◆ Aim of the task:
Would you copy out the whole listing exactly as given?

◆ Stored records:
"""
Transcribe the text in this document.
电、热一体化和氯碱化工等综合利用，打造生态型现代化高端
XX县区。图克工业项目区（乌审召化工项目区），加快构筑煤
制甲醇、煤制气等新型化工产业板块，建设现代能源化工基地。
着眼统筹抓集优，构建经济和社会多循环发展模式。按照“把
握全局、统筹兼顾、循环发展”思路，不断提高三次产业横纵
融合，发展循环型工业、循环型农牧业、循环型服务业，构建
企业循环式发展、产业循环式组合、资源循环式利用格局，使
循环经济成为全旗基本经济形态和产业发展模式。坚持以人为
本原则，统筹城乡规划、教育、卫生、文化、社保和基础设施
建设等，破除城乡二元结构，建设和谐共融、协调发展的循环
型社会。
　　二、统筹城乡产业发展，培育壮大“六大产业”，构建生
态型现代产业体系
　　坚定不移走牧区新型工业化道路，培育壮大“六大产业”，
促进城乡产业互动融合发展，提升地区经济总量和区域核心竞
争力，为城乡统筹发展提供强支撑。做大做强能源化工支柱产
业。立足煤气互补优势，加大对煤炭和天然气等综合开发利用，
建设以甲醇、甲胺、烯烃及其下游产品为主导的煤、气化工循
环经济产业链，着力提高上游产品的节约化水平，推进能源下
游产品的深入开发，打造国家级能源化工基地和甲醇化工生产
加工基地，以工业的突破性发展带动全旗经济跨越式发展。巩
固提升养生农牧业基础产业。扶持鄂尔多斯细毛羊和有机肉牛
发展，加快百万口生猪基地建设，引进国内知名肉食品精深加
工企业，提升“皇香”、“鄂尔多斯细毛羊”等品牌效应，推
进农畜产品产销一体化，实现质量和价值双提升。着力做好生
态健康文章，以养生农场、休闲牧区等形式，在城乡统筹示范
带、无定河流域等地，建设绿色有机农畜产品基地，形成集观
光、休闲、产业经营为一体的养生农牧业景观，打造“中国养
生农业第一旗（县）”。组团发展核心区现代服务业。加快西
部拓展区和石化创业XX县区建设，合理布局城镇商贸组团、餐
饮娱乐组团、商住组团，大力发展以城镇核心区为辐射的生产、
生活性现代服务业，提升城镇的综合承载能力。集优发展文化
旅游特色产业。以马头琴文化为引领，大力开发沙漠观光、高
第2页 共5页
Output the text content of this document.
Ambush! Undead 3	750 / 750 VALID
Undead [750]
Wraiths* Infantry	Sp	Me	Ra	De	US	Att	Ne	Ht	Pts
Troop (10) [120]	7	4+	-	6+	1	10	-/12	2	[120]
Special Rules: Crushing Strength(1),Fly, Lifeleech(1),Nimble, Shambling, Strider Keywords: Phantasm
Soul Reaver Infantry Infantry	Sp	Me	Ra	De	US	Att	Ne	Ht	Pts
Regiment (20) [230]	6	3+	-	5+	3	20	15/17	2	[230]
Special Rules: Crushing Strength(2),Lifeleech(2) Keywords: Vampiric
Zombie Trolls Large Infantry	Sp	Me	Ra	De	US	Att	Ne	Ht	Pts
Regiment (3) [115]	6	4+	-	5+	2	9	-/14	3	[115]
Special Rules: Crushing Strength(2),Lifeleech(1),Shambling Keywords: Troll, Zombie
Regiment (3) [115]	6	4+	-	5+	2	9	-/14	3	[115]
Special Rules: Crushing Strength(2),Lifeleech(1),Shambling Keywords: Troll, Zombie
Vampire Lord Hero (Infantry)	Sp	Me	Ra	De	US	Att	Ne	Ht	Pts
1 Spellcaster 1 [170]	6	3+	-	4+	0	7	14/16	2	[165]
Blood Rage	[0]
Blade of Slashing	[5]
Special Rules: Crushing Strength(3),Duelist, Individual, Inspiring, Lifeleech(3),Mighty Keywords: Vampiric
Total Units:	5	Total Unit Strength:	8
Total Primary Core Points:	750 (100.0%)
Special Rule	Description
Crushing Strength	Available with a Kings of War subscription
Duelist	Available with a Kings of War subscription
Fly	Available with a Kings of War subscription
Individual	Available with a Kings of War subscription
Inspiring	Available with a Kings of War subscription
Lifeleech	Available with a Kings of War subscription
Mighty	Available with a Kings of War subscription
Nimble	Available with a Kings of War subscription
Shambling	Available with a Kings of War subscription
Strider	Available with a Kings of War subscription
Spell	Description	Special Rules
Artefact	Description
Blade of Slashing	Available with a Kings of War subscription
"""
◆ Task solution:
Transcribe the text in this document.
电、热一体化和氯碱化工等综合利用，打造生态型现代化高端
XX县区。图克工业项目区（乌审召化工项目区），加快构筑煤
制甲醇、煤制气等新型化工产业板块，建设现代能源化工基地。
着眼统筹抓集优，构建经济和社会多循环发展模式。按照“把
握全局、统筹兼顾、循环发展”思路，不断提高三次产业横纵
融合，发展循环型工业、循环型农牧业、循环型服务业，构建
企业循环式发展、产业循环式组合、资源循环式利用格局，使
循环经济成为全旗基本经济形态和产业发展模式。坚持以人为
本原则，统筹城乡规划、教育、卫生、文化、社保和基础设施
建设等，破除城乡二元结构，建设和谐共融、协调发展的循环
型社会。
　　二、统筹城乡产业发展，培育壮大“六大产业”，构建生
态型现代产业体系
　　坚定不移走牧区新型工业化道路，培育壮大“六大产业”，
促进城乡产业互动融合发展，提升地区经济总量和区域核心竞
争力，为城乡统筹发展提供强支撑。做大做强能源化工支柱产
业。立足煤气互补优势，加大对煤炭和天然气等综合开发利用，
建设以甲醇、甲胺、烯烃及其下游产品为主导的煤、气化工循
环经济产业链，着力提高上游产品的节约化水平，推进能源下
游产品的深入开发，打造国家级能源化工基地和甲醇化工生产
加工基地，以工业的突破性发展带动全旗经济跨越式发展。巩
固提升养生农牧业基础产业。扶持鄂尔多斯细毛羊和有机肉牛
发展，加快百万口生猪基地建设，引进国内知名肉食品精深加
工企业，提升“皇香”、“鄂尔多斯细毛羊”等品牌效应，推
进农畜产品产销一体化，实现质量和价值双提升。着力做好生
态健康文章，以养生农场、休闲牧区等形式，在城乡统筹示范
带、无定河流域等地，建设绿色有机农畜产品基地，形成集观
光、休闲、产业经营为一体的养生农牧业景观，打造“中国养
生农业第一旗（县）”。组团发展核心区现代服务业。加快西
部拓展区和石化创业XX县区建设，合理布局城镇商贸组团、餐
饮娱乐组团、商住组团，大力发展以城镇核心区为辐射的生产、
生活性现代服务业，提升城镇的综合承载能力。集优发展文化
旅游特色产业。以马头琴文化为引领，大力开发沙漠观光、高
第2页 共5页
Output the text content of this document.
Ambush! Undead 3	750 / 750 VALID
Undead [750]
Wraiths* Infantry	Sp	Me	Ra	De	US	Att	Ne	Ht	Pts
Troop (10) [120]	7	4+	-	6+	1	10	-/12	2	[120]
Special Rules: Crushing Strength(1),Fly, Lifeleech(1),Nimble, Shambling, Strider Keywords: Phantasm
Soul Reaver Infantry Infantry	Sp	Me	Ra	De	US	Att	Ne	Ht	Pts
Regiment (20) [230]	6	3+	-	5+	3	20	15/17	2	[230]
Special Rules: Crushing Strength(2),Lifeleech(2) Keywords: Vampiric
Zombie Trolls Large Infantry	Sp	Me	Ra	De	US	Att	Ne	Ht	Pts
Regiment (3) [115]	6	4+	-	5+	2	9	-/14	3	[115]
Special Rules: Crushing Strength(2),Lifeleech(1),Shambling Keywords: Troll, Zombie
Regiment (3) [115]	6	4+	-	5+	2	9	-/14	3	[115]
Special Rules: Crushing Strength(2),Lifeleech(1),Shambling Keywords: Troll, Zombie
Vampire Lord Hero (Infantry)	Sp	Me	Ra	De	US	Att	Ne	Ht	Pts
1 Spellcaster 1 [170]	6	3+	-	4+	0	7	14/16	2	[165]
Blood Rage	[0]
Blade of Slashing	[5]
Special Rules: Crushing Strength(3),Duelist, Individual, Inspiring, Lifeleech(3),Mighty Keywords: Vampiric
Total Units:	5	Total Unit Strength:	8
Total Primary Core Points:	750 (100.0%)
Special Rule	Description
Crushing Strength	Available with a Kings of War subscription
Duelist	Available with a Kings of War subscription
Fly	Available with a Kings of War subscription
Individual	Available with a Kings of War subscription
Inspiring	Available with a Kings of War subscription
Lifeleech	Available with a Kings of War subscription
Mighty	Available with a Kings of War subscription
Nimble	Available with a Kings of War subscription
Shambling	Available with a Kings of War subscription
Strider	Available with a Kings of War subscription
Spell	Description	Special Rules
Artefact	Description
Blade of Slashing	Available with a Kings of War subscription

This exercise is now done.